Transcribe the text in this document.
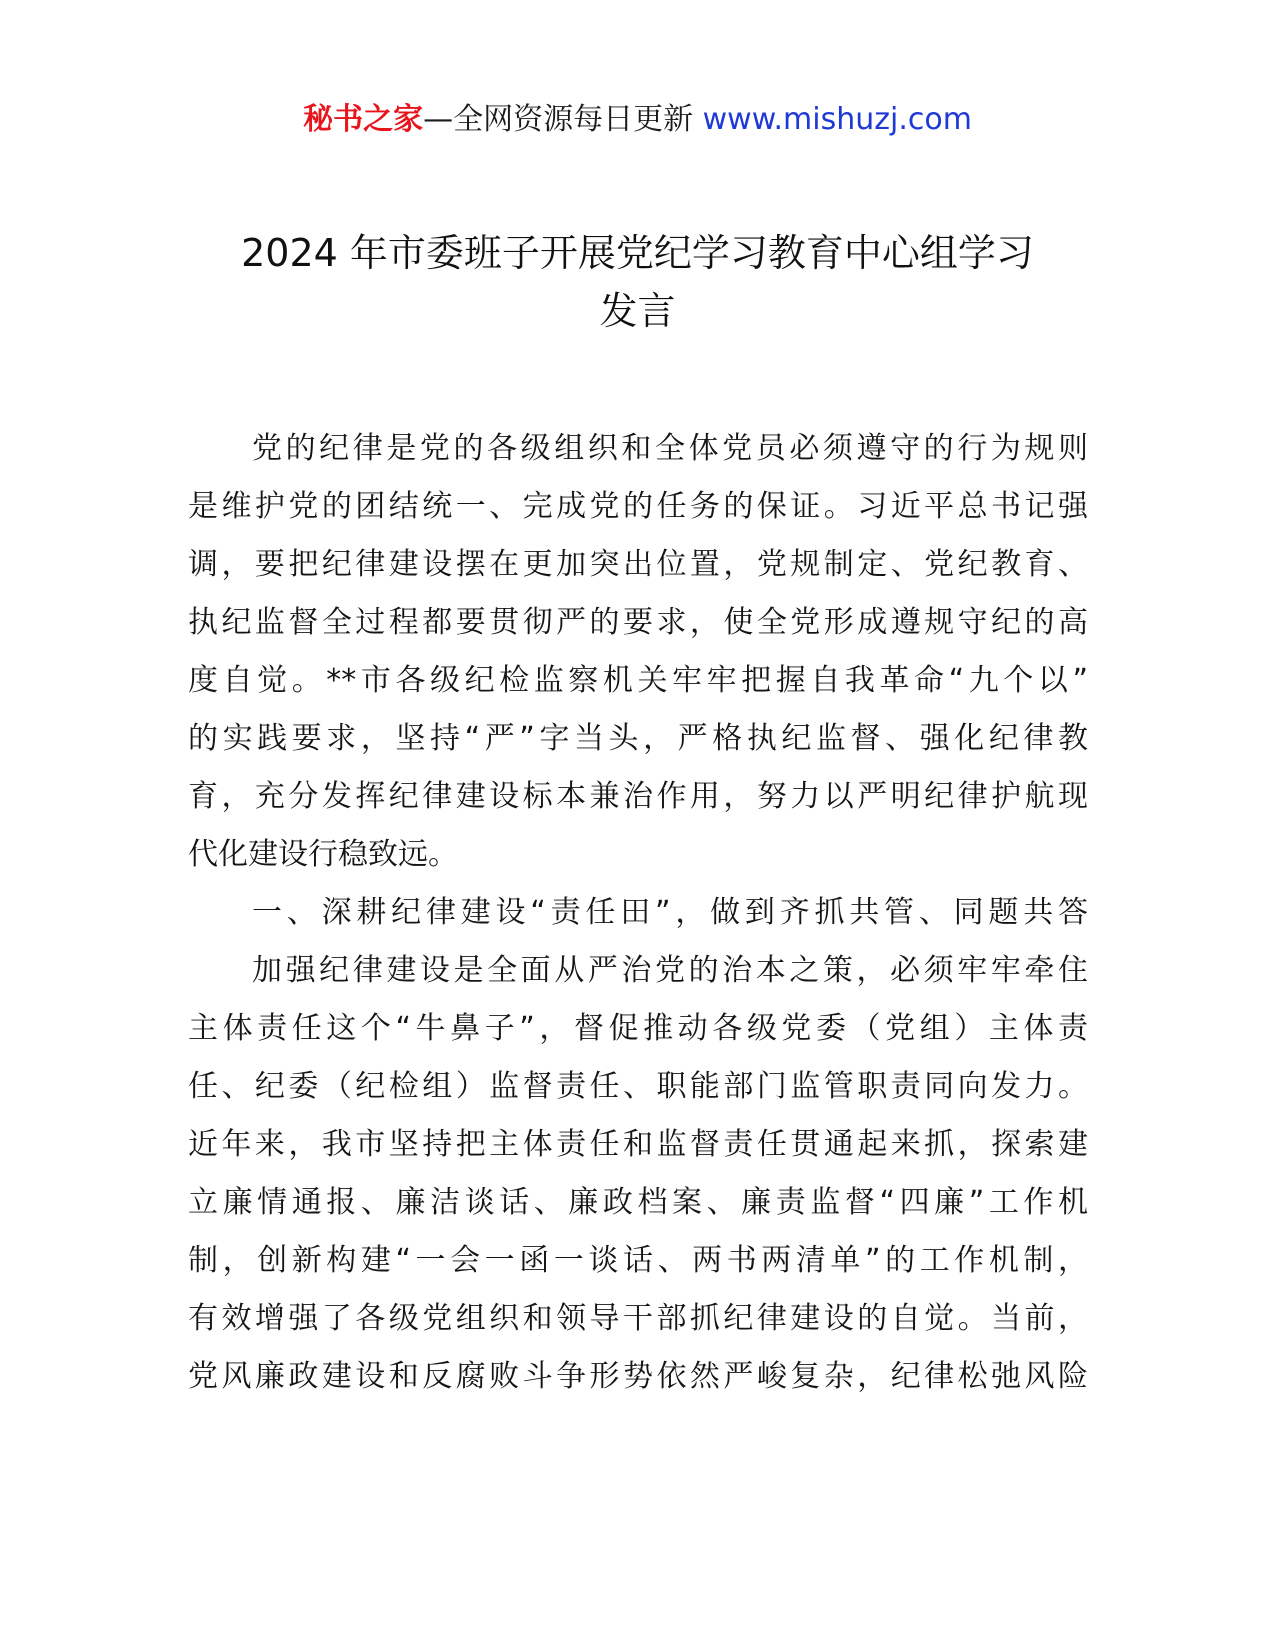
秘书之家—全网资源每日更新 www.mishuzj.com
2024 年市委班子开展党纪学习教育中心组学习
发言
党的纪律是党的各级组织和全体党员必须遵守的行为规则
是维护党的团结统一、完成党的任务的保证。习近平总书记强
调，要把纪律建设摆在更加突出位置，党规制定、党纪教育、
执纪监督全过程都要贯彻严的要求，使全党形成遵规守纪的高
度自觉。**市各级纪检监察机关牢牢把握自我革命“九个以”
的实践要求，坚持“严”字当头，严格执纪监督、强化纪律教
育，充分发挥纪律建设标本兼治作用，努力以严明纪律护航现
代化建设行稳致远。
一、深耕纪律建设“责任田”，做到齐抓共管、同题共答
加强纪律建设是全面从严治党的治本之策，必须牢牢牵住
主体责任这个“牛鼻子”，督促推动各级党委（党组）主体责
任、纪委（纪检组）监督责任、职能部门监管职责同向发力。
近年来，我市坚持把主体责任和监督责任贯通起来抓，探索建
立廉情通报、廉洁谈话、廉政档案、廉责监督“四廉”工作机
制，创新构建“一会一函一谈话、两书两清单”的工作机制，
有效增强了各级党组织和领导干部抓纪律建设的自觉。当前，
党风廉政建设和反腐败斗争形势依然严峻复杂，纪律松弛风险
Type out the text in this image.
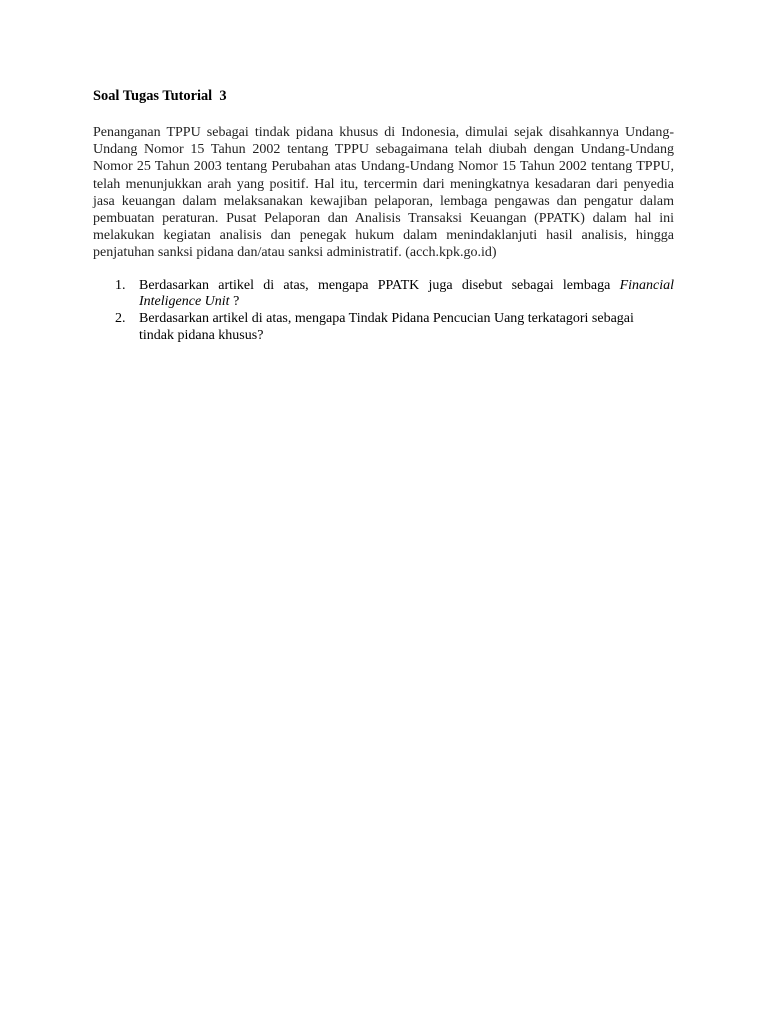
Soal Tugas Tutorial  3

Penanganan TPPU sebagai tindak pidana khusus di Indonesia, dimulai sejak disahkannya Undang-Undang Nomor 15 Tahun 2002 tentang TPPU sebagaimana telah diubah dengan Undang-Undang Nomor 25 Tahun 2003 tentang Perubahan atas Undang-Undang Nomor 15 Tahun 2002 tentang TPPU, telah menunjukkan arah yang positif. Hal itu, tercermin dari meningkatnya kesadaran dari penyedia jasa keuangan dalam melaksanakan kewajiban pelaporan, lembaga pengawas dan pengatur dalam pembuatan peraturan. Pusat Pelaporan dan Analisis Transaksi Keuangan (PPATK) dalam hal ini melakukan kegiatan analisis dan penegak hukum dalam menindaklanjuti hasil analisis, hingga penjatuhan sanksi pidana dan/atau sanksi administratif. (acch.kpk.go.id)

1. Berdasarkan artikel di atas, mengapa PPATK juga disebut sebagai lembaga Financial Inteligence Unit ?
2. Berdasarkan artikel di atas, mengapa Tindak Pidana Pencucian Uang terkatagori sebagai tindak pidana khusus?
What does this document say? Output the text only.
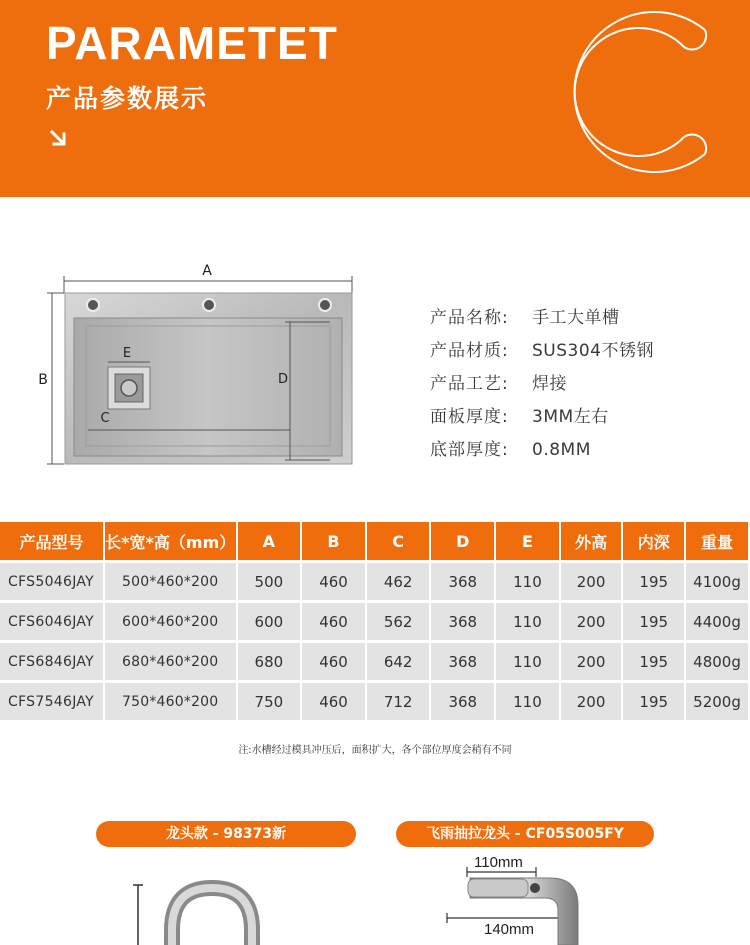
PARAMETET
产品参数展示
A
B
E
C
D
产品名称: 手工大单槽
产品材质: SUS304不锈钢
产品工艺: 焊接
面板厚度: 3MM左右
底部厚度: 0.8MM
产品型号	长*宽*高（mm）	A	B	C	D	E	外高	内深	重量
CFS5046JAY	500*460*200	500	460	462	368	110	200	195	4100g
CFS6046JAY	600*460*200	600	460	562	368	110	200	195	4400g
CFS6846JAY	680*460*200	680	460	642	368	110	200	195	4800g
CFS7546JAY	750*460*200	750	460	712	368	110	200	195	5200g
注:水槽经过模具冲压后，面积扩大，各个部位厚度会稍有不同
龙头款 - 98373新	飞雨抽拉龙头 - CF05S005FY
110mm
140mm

---*---

TASK TO CARRY OUT:
Without the pictures, extract every entry verbatim.

EXERCISE ANSWER:
Transcribe the text in this document.
秘书之家—全网资源每日更新 www.mishuzj.com
2024 年市委班子开展党纪学习教育中心组学习
发言
党的纪律是党的各级组织和全体党员必须遵守的行为规则
是维护党的团结统一、完成党的任务的保证。习近平总书记强
调，要把纪律建设摆在更加突出位置，党规制定、党纪教育、
执纪监督全过程都要贯彻严的要求，使全党形成遵规守纪的高
度自觉。**市各级纪检监察机关牢牢把握自我革命“九个以”
的实践要求，坚持“严”字当头，严格执纪监督、强化纪律教
育，充分发挥纪律建设标本兼治作用，努力以严明纪律护航现
代化建设行稳致远。
一、深耕纪律建设“责任田”，做到齐抓共管、同题共答
加强纪律建设是全面从严治党的治本之策，必须牢牢牵住
主体责任这个“牛鼻子”，督促推动各级党委（党组）主体责
任、纪委（纪检组）监督责任、职能部门监管职责同向发力。
近年来，我市坚持把主体责任和监督责任贯通起来抓，探索建
立廉情通报、廉洁谈话、廉政档案、廉责监督“四廉”工作机
制，创新构建“一会一函一谈话、两书两清单”的工作机制，
有效增强了各级党组织和领导干部抓纪律建设的自觉。当前，
党风廉政建设和反腐败斗争形势依然严峻复杂，纪律松弛风险
Type out the text in this image.
Soal Tugas Tutorial  3

Penanganan TPPU sebagai tindak pidana khusus di Indonesia, dimulai sejak disahkannya Undang-Undang Nomor 15 Tahun 2002 tentang TPPU sebagaimana telah diubah dengan Undang-Undang Nomor 25 Tahun 2003 tentang Perubahan atas Undang-Undang Nomor 15 Tahun 2002 tentang TPPU, telah menunjukkan arah yang positif. Hal itu, tercermin dari meningkatnya kesadaran dari penyedia jasa keuangan dalam melaksanakan kewajiban pelaporan, lembaga pengawas dan pengatur dalam pembuatan peraturan. Pusat Pelaporan dan Analisis Transaksi Keuangan (PPATK) dalam hal ini melakukan kegiatan analisis dan penegak hukum dalam menindaklanjuti hasil analisis, hingga penjatuhan sanksi pidana dan/atau sanksi administratif. (acch.kpk.go.id)

1. Berdasarkan artikel di atas, mengapa PPATK juga disebut sebagai lembaga Financial Inteligence Unit ?
2. Berdasarkan artikel di atas, mengapa Tindak Pidana Pencucian Uang terkatagori sebagai tindak pidana khusus?
What does this document say? Output the text only.
PARAMETET
产品参数展示
A
B
E
C
D
产品名称: 手工大单槽
产品材质: SUS304不锈钢
产品工艺: 焊接
面板厚度: 3MM左右
底部厚度: 0.8MM
产品型号	长*宽*高（mm）	A	B	C	D	E	外高	内深	重量
CFS5046JAY	500*460*200	500	460	462	368	110	200	195	4100g
CFS6046JAY	600*460*200	600	460	562	368	110	200	195	4400g
CFS6846JAY	680*460*200	680	460	642	368	110	200	195	4800g
CFS7546JAY	750*460*200	750	460	712	368	110	200	195	5200g
注:水槽经过模具冲压后，面积扩大，各个部位厚度会稍有不同
龙头款 - 98373新	飞雨抽拉龙头 - CF05S005FY
110mm
140mm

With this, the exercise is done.